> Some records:
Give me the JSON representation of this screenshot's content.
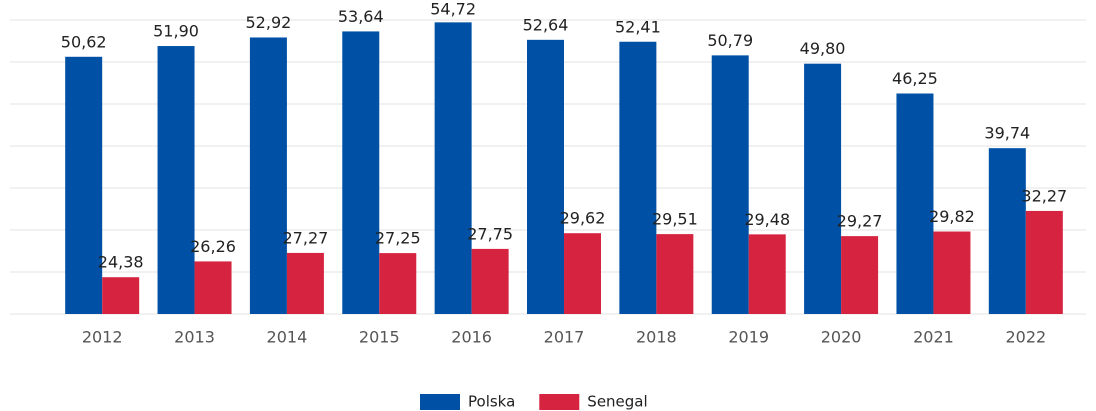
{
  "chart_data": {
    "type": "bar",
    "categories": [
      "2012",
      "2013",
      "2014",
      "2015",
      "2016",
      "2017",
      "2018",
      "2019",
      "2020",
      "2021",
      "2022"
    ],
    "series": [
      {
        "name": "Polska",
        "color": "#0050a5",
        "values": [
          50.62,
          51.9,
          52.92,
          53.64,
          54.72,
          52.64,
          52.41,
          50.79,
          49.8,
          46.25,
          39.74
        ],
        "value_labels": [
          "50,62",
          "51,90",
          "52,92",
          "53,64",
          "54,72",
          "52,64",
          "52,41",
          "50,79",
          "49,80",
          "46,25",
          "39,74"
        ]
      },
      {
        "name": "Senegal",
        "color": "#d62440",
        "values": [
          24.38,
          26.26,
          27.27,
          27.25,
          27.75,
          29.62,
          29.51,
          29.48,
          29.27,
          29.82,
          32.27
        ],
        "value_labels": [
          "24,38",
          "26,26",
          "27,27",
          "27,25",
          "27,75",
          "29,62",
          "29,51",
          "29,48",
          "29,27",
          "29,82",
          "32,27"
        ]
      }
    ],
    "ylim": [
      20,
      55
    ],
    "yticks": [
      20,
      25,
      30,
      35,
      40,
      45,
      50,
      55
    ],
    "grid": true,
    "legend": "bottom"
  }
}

> THE REQUEST: Make an exact copy of the listing above. Do not include the pictures.

> RESPONSE:
Give me the JSON representation of this screenshot's content.
{
  "chart_data": {
    "type": "bar",
    "categories": [
      "2012",
      "2013",
      "2014",
      "2015",
      "2016",
      "2017",
      "2018",
      "2019",
      "2020",
      "2021",
      "2022"
    ],
    "series": [
      {
        "name": "Polska",
        "color": "#0050a5",
        "values": [
          50.62,
          51.9,
          52.92,
          53.64,
          54.72,
          52.64,
          52.41,
          50.79,
          49.8,
          46.25,
          39.74
        ],
        "value_labels": [
          "50,62",
          "51,90",
          "52,92",
          "53,64",
          "54,72",
          "52,64",
          "52,41",
          "50,79",
          "49,80",
          "46,25",
          "39,74"
        ]
      },
      {
        "name": "Senegal",
        "color": "#d62440",
        "values": [
          24.38,
          26.26,
          27.27,
          27.25,
          27.75,
          29.62,
          29.51,
          29.48,
          29.27,
          29.82,
          32.27
        ],
        "value_labels": [
          "24,38",
          "26,26",
          "27,27",
          "27,25",
          "27,75",
          "29,62",
          "29,51",
          "29,48",
          "29,27",
          "29,82",
          "32,27"
        ]
      }
    ],
    "ylim": [
      20,
      55
    ],
    "yticks": [
      20,
      25,
      30,
      35,
      40,
      45,
      50,
      55
    ],
    "grid": true,
    "legend": "bottom"
  }
}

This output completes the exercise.